Stored items from a collection:
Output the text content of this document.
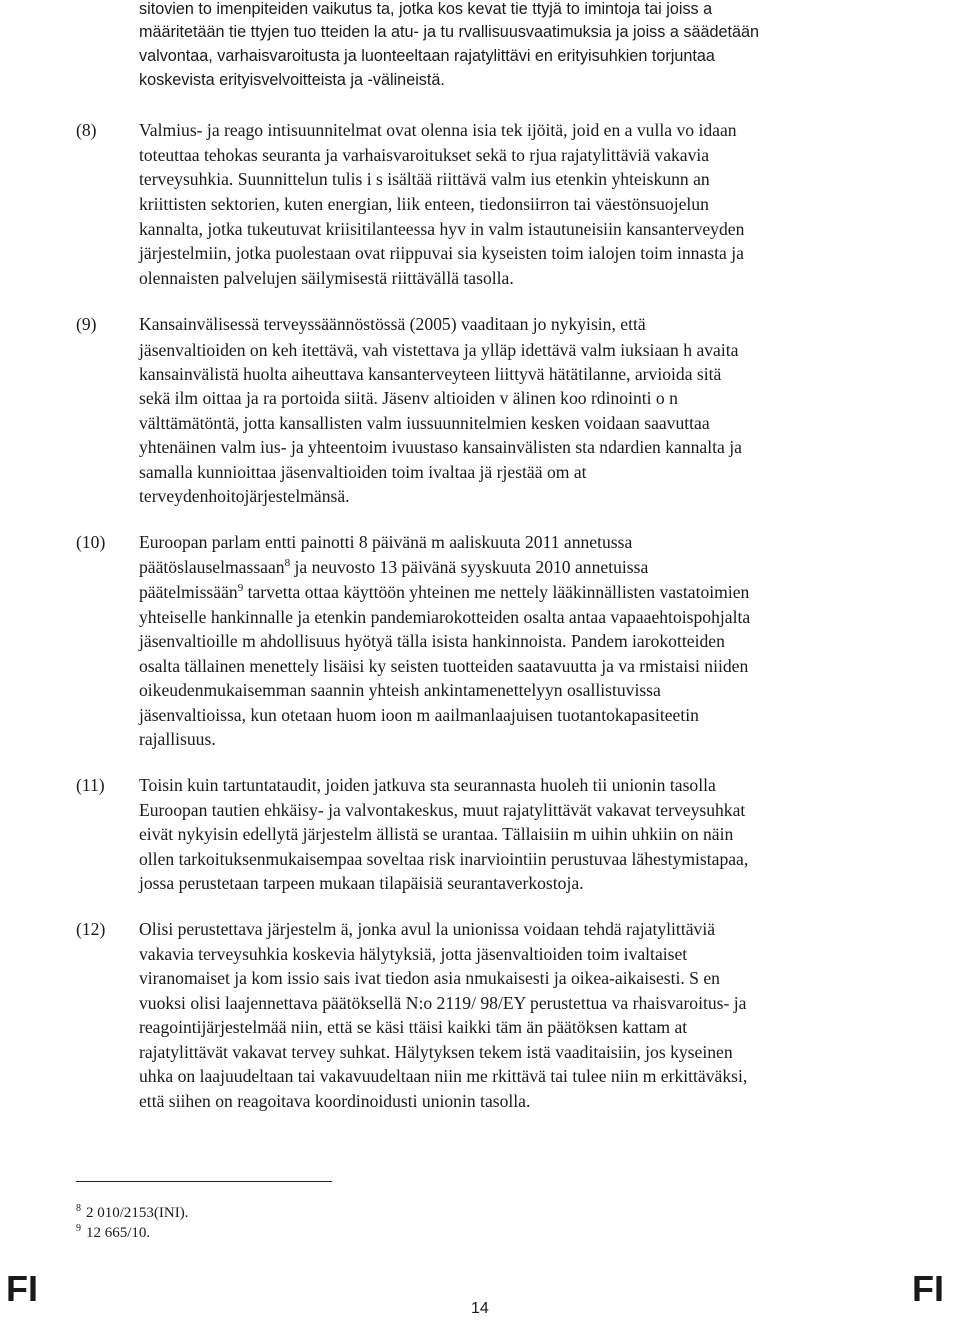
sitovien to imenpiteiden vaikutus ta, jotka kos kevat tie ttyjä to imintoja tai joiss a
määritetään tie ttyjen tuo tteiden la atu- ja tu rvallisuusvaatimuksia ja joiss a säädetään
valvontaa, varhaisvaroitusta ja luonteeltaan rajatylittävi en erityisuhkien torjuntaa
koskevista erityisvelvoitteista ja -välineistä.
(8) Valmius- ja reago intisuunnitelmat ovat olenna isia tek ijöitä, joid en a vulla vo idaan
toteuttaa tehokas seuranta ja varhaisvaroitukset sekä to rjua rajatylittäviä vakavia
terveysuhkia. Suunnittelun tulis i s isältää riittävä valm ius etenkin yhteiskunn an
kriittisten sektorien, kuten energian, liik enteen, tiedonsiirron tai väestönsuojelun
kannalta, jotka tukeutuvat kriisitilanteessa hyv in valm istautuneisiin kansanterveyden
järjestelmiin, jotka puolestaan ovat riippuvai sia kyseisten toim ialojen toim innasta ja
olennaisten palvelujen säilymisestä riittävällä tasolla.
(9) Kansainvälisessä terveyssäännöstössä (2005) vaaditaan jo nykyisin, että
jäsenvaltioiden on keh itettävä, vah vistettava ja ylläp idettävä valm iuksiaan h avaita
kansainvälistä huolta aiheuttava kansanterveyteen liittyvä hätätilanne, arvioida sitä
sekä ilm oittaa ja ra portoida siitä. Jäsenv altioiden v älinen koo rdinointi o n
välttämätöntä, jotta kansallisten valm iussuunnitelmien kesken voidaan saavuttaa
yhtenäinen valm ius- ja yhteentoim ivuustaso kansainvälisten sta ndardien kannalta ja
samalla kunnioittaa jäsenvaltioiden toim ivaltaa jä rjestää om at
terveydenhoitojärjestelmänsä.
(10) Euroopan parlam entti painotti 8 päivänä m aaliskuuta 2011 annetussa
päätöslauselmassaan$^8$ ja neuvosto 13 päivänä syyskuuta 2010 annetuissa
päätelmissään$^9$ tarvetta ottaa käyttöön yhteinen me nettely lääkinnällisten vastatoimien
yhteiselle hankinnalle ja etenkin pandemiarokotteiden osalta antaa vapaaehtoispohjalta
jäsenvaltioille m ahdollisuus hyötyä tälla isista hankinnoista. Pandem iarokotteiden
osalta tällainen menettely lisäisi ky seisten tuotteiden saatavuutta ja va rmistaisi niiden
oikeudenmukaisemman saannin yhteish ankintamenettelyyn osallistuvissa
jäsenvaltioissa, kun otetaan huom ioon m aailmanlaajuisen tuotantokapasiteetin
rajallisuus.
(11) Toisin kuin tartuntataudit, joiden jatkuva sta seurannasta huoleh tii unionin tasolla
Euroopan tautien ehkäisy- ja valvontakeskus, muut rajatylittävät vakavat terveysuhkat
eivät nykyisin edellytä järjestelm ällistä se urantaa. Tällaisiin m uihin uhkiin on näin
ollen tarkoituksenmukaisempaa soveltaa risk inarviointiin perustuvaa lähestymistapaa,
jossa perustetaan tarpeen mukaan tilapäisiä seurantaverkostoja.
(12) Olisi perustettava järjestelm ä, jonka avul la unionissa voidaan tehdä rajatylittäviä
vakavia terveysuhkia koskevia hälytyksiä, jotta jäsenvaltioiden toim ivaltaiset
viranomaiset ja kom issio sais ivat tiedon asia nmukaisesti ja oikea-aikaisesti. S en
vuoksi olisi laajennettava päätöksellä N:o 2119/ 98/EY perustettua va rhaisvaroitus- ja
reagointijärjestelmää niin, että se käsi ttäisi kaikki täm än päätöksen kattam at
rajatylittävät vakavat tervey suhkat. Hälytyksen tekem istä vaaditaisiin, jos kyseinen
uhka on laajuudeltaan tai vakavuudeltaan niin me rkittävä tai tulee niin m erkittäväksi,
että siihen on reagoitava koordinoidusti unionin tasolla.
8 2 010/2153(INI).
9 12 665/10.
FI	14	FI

==

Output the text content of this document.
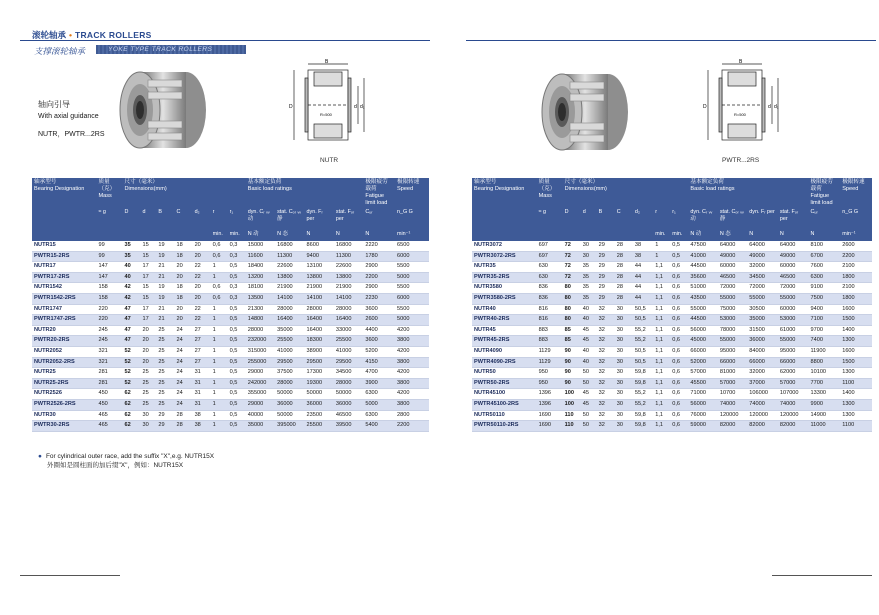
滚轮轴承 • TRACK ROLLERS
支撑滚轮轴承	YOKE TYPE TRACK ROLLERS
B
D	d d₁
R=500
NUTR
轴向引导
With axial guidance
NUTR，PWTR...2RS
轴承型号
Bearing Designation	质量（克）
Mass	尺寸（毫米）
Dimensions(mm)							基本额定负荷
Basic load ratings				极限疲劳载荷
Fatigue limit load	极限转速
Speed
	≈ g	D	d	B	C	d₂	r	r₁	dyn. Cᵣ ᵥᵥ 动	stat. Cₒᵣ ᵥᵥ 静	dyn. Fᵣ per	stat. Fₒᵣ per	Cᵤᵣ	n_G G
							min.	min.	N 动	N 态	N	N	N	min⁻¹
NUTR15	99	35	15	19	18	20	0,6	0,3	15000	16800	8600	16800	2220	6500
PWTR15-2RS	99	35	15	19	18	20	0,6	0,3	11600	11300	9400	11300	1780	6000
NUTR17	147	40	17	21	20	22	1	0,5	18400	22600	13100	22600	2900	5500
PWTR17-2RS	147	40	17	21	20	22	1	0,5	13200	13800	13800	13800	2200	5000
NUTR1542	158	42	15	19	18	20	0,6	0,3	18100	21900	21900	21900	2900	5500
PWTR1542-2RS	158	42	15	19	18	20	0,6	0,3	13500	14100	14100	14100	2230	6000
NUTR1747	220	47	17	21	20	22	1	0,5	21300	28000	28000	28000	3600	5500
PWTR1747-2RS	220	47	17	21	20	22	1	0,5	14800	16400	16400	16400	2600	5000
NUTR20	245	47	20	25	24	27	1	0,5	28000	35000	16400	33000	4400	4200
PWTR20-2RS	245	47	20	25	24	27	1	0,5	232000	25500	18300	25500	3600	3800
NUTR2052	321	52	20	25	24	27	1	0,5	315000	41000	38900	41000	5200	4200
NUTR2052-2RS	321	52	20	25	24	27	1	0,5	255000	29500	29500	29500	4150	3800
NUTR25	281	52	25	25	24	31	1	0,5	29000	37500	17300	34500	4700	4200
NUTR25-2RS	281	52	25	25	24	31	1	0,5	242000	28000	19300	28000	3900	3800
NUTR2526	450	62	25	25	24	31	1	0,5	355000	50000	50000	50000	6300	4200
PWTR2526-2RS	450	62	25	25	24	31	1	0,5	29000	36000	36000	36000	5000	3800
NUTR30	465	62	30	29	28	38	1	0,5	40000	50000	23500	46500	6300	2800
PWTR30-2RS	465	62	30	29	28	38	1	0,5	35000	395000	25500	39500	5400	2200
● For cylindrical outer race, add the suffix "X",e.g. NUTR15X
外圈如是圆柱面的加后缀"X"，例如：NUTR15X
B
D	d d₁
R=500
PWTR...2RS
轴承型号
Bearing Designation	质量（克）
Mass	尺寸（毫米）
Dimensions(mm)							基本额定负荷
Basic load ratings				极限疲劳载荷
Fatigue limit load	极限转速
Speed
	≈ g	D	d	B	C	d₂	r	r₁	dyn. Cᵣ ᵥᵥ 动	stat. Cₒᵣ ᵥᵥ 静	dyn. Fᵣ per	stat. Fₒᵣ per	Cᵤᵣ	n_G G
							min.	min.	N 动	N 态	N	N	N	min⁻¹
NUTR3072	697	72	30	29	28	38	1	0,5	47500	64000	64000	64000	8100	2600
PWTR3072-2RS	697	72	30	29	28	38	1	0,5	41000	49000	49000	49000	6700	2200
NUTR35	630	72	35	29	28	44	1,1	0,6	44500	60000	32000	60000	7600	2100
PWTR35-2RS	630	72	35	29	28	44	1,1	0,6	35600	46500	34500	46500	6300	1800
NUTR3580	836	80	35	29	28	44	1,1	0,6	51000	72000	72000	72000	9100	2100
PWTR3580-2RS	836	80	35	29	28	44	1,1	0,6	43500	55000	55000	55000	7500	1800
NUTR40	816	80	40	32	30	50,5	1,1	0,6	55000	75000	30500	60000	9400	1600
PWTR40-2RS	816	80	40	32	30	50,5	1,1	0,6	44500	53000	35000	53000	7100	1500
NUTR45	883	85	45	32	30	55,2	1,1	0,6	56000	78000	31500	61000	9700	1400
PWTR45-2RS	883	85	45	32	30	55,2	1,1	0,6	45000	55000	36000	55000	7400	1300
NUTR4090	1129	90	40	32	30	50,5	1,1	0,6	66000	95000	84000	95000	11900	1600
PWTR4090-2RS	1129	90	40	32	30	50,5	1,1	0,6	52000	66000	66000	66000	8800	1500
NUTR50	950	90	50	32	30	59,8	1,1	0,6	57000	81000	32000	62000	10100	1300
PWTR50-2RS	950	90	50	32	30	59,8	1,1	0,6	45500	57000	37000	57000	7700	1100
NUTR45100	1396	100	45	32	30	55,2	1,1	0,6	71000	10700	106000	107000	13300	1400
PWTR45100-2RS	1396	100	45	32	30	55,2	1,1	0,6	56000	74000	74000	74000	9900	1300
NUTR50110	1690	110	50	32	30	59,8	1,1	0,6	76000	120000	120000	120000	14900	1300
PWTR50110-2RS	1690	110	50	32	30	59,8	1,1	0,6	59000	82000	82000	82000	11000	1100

What is expected:
Search the entries for the word "Euroopan", then gather every line that has it.

Full output:
(10) Euroopan parlam entti painotti 8 päivänä m aaliskuuta 2011 annetussa
Euroopan tautien ehkäisy- ja valvontakeskus, muut rajatylittävät vakavat terveysuhkat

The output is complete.